Texto fuente:
......

Opinión

El ocaso de los dioses

Nunca he sido muy wagneriana por cuanto que me asalta el prejuicio de que a los judíos hacinados en los campos de concentración de Auschwitz –aquello era como una siniestra urbanización donde preparaban a las víctimas para su exterminio, donde no existía obesidad sino esqueletos vivientes por ausencia de alimentos–, los ambientaban por la megafonía con música de Wagner para ir situando en el tétrico final que les esperaba a los desgraciados condenados al gas. Sin embargo, «El ocaso de los dioses» es una ópera que me atrae, quizá por su dramático y hasta lúgubre contenido y por la innegable genialidad de su música.

«La caída de los dioses» es una película que vi cuando era demasiado joven y quizá demasiado pava, pero con aspiraciones intelectuales, lo cual es una mezcla no demasiado buena, pero lo que puedo recordar de ella me lleva a sensaciones wagnerianas, aunque nada tengan que ver las dos historias, si bien pudieran tocarse en algunos extremos, pero todo traído siempre por los pelos. La obra de Visconti la conocí con pocos años, ya digo; también recuerdo «El retrato de Dorian Gray», ambas protagonizadas por Helmut Berger, películas para la gloria, películas para siempre, por las que el tiempo no pasa.

......

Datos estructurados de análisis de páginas
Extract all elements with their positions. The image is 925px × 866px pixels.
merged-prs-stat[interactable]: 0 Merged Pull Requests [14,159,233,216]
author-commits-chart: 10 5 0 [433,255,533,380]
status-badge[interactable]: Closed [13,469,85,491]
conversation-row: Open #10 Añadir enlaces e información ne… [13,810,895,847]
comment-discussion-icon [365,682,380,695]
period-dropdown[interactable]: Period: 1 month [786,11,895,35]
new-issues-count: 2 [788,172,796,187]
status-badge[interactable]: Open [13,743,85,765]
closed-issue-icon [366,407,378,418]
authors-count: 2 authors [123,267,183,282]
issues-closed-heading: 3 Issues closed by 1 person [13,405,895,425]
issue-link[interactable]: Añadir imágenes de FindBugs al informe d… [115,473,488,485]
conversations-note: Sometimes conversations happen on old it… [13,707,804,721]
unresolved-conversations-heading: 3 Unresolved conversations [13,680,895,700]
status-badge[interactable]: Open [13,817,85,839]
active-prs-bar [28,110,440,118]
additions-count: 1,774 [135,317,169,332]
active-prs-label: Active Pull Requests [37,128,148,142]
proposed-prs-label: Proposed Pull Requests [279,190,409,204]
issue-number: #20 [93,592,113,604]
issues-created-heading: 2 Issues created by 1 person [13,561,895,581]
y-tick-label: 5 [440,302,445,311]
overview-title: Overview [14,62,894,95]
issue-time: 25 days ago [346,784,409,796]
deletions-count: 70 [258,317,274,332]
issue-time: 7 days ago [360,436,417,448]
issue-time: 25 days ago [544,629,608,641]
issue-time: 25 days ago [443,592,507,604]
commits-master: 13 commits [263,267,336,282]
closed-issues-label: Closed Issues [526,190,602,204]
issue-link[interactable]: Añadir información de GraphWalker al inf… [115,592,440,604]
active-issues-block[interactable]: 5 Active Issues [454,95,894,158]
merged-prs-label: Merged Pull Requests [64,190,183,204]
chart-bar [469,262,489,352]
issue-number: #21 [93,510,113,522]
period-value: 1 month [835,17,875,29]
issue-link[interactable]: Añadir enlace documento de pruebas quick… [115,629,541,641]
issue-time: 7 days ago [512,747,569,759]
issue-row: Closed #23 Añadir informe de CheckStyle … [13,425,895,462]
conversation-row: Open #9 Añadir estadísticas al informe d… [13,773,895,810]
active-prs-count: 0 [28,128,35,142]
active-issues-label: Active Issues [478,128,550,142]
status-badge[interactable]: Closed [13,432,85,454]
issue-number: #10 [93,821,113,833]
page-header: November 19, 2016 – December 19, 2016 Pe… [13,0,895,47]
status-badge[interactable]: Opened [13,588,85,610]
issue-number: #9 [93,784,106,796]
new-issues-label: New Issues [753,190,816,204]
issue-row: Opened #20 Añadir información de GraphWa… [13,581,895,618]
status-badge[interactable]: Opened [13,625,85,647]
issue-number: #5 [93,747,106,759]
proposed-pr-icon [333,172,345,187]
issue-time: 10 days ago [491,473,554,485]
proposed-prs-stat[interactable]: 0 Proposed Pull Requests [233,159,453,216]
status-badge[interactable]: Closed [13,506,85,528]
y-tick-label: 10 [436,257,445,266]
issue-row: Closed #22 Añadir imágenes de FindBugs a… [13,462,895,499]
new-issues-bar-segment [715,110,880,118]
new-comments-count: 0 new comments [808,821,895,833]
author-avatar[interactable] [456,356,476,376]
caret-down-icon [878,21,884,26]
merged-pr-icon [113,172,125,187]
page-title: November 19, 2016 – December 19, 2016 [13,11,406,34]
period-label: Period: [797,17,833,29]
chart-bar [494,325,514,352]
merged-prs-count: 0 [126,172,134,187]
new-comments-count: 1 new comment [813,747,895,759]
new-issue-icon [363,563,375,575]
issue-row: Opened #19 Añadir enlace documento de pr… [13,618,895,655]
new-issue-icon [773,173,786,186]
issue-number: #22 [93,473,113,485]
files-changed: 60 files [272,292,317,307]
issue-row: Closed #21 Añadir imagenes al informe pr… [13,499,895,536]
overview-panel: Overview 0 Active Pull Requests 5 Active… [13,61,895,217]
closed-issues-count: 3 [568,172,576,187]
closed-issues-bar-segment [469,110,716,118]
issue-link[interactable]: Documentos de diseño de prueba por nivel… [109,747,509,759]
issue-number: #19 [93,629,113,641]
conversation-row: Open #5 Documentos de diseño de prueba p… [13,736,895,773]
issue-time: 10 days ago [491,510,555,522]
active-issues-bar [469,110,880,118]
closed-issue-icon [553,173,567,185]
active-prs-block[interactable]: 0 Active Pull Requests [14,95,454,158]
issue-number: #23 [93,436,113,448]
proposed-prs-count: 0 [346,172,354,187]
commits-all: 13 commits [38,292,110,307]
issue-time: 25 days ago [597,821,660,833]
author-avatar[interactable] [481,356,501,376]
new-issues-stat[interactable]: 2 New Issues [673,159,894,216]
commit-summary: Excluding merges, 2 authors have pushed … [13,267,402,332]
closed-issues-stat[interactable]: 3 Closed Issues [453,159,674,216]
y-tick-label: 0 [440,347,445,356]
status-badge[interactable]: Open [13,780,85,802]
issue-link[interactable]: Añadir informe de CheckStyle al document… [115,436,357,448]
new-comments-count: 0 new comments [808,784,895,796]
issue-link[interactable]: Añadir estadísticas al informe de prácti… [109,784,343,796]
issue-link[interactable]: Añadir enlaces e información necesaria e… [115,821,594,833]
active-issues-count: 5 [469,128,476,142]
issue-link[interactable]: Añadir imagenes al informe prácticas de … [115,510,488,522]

......

Tarea 1: Enumera todos los títulos de obras que el artículo de opinión sobre Wagner y Visconti cita entre comillas angulares.
Tarea 2: Prolonga el artículo de opinión sobre Wagner y Visconti a partir de su última oración.
Este material procede de otra fuente.

Respuesta 1:
- «El ocaso de los dioses»
- «La caída de los dioses»
- «El retrato de Dorian Gray»

Respuesta 2:
La juventud es una enfermedad que se cura con los años, me repetía siempre el genio, y no hay nada más cierto. Que se lo digan a las divas, esa especie en vías de extinción cuyo gran exponente en España ha sido María Dolores Pradera, elegante mujer que llevó la canción iberoamericana hasta lo más alto y nos la hizo tararear a todas las edades, de cuyas letras extraemos frases que las hacemos tópicos como por ejemplo «déjame que te cuente limeño», cuando queremos iniciar el relato de algo con un punto de malicia que le pueda interesar al interlocutor; o bien el clásico «no se estila». Pero eso ya no les toca a nuestros hijos, porque no han vivido aquellos programas de televisión en blanco y negro por donde pasaban los grandes, como Raphael, Julio Iglesias, los Brincos, los Mustang... y la Pradera, aunque era mucho mayor que todos ellos, pero no importaba. Ella era intemporal. Muchos de ellos grabaron con la diva: era un honor para todos hacer duetos de las viejas canciones de siempre.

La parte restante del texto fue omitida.